◆ **What is required**
Set down the data below without change, skipping the pictures it holds.
╭─ Material for the task
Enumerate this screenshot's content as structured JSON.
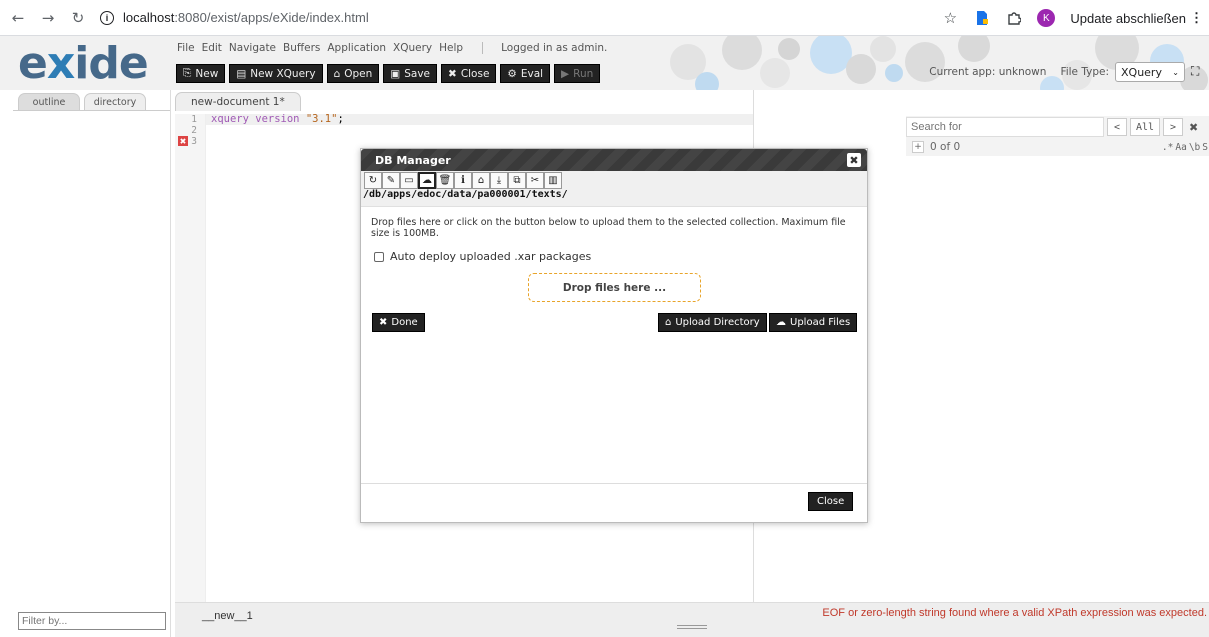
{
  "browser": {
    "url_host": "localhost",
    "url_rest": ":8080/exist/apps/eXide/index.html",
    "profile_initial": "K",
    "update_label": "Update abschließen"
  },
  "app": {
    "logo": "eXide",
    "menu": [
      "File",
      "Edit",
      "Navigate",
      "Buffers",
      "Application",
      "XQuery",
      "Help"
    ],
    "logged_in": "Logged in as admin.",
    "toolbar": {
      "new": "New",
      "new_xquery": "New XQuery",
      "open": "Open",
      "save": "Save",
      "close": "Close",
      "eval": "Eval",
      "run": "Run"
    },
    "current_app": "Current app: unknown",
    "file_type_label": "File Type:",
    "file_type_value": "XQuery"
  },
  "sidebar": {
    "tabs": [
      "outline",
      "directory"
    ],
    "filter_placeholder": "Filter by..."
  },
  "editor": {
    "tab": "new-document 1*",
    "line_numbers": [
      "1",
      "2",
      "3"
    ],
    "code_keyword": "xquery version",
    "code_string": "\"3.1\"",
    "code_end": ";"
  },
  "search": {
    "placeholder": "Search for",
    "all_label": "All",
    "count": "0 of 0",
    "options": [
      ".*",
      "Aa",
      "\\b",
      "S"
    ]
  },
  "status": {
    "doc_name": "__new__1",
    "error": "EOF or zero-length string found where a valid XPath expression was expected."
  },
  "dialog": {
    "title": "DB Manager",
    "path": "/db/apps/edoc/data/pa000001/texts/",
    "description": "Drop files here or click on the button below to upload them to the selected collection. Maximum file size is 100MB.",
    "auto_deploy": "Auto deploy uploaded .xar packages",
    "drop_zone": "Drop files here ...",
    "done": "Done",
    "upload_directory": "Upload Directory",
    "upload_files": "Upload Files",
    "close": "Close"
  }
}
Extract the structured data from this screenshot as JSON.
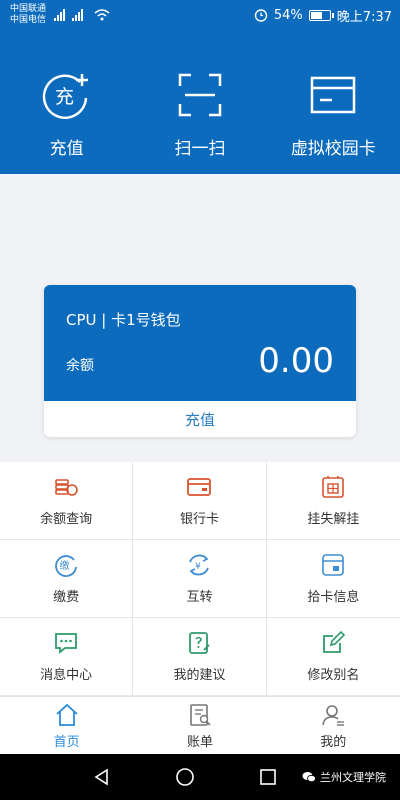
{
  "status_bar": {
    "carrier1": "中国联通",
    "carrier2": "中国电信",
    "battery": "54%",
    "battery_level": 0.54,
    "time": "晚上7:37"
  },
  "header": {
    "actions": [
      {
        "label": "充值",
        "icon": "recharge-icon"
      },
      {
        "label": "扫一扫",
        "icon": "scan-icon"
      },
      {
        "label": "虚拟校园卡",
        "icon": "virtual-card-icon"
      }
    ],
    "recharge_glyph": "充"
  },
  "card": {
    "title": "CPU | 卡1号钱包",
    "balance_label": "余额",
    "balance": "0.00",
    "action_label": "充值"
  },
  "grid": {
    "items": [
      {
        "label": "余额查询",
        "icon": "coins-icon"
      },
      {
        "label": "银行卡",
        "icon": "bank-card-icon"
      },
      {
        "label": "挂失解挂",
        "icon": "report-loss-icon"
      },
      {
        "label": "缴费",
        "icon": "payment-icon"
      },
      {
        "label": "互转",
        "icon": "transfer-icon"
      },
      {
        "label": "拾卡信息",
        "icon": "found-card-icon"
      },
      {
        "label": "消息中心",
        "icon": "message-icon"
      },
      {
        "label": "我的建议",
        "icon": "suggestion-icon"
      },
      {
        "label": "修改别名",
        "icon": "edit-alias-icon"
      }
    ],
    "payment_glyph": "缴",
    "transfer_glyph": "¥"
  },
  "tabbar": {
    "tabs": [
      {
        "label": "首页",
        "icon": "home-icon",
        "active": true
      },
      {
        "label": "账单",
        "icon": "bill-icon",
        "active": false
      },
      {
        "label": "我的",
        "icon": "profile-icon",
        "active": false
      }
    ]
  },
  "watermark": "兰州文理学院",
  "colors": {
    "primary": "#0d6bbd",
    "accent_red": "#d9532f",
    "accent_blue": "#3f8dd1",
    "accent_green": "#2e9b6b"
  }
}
╰─
◆ **Full answer**
Enumerate this screenshot's content as structured JSON.
{
  "browser": {
    "url_host": "localhost",
    "url_rest": ":8080/exist/apps/eXide/index.html",
    "profile_initial": "K",
    "update_label": "Update abschließen"
  },
  "app": {
    "logo": "eXide",
    "menu": [
      "File",
      "Edit",
      "Navigate",
      "Buffers",
      "Application",
      "XQuery",
      "Help"
    ],
    "logged_in": "Logged in as admin.",
    "toolbar": {
      "new": "New",
      "new_xquery": "New XQuery",
      "open": "Open",
      "save": "Save",
      "close": "Close",
      "eval": "Eval",
      "run": "Run"
    },
    "current_app": "Current app: unknown",
    "file_type_label": "File Type:",
    "file_type_value": "XQuery"
  },
  "sidebar": {
    "tabs": [
      "outline",
      "directory"
    ],
    "filter_placeholder": "Filter by..."
  },
  "editor": {
    "tab": "new-document 1*",
    "line_numbers": [
      "1",
      "2",
      "3"
    ],
    "code_keyword": "xquery version",
    "code_string": "\"3.1\"",
    "code_end": ";"
  },
  "search": {
    "placeholder": "Search for",
    "all_label": "All",
    "count": "0 of 0",
    "options": [
      ".*",
      "Aa",
      "\\b",
      "S"
    ]
  },
  "status": {
    "doc_name": "__new__1",
    "error": "EOF or zero-length string found where a valid XPath expression was expected."
  },
  "dialog": {
    "title": "DB Manager",
    "path": "/db/apps/edoc/data/pa000001/texts/",
    "description": "Drop files here or click on the button below to upload them to the selected collection. Maximum file size is 100MB.",
    "auto_deploy": "Auto deploy uploaded .xar packages",
    "drop_zone": "Drop files here ...",
    "done": "Done",
    "upload_directory": "Upload Directory",
    "upload_files": "Upload Files",
    "close": "Close"
  }
}
Extract the structured data from this screenshot as JSON.
{
  "status_bar": {
    "carrier1": "中国联通",
    "carrier2": "中国电信",
    "battery": "54%",
    "battery_level": 0.54,
    "time": "晚上7:37"
  },
  "header": {
    "actions": [
      {
        "label": "充值",
        "icon": "recharge-icon"
      },
      {
        "label": "扫一扫",
        "icon": "scan-icon"
      },
      {
        "label": "虚拟校园卡",
        "icon": "virtual-card-icon"
      }
    ],
    "recharge_glyph": "充"
  },
  "card": {
    "title": "CPU | 卡1号钱包",
    "balance_label": "余额",
    "balance": "0.00",
    "action_label": "充值"
  },
  "grid": {
    "items": [
      {
        "label": "余额查询",
        "icon": "coins-icon"
      },
      {
        "label": "银行卡",
        "icon": "bank-card-icon"
      },
      {
        "label": "挂失解挂",
        "icon": "report-loss-icon"
      },
      {
        "label": "缴费",
        "icon": "payment-icon"
      },
      {
        "label": "互转",
        "icon": "transfer-icon"
      },
      {
        "label": "拾卡信息",
        "icon": "found-card-icon"
      },
      {
        "label": "消息中心",
        "icon": "message-icon"
      },
      {
        "label": "我的建议",
        "icon": "suggestion-icon"
      },
      {
        "label": "修改别名",
        "icon": "edit-alias-icon"
      }
    ],
    "payment_glyph": "缴",
    "transfer_glyph": "¥"
  },
  "tabbar": {
    "tabs": [
      {
        "label": "首页",
        "icon": "home-icon",
        "active": true
      },
      {
        "label": "账单",
        "icon": "bill-icon",
        "active": false
      },
      {
        "label": "我的",
        "icon": "profile-icon",
        "active": false
      }
    ]
  },
  "watermark": "兰州文理学院",
  "colors": {
    "primary": "#0d6bbd",
    "accent_red": "#d9532f",
    "accent_blue": "#3f8dd1",
    "accent_green": "#2e9b6b"
  }
}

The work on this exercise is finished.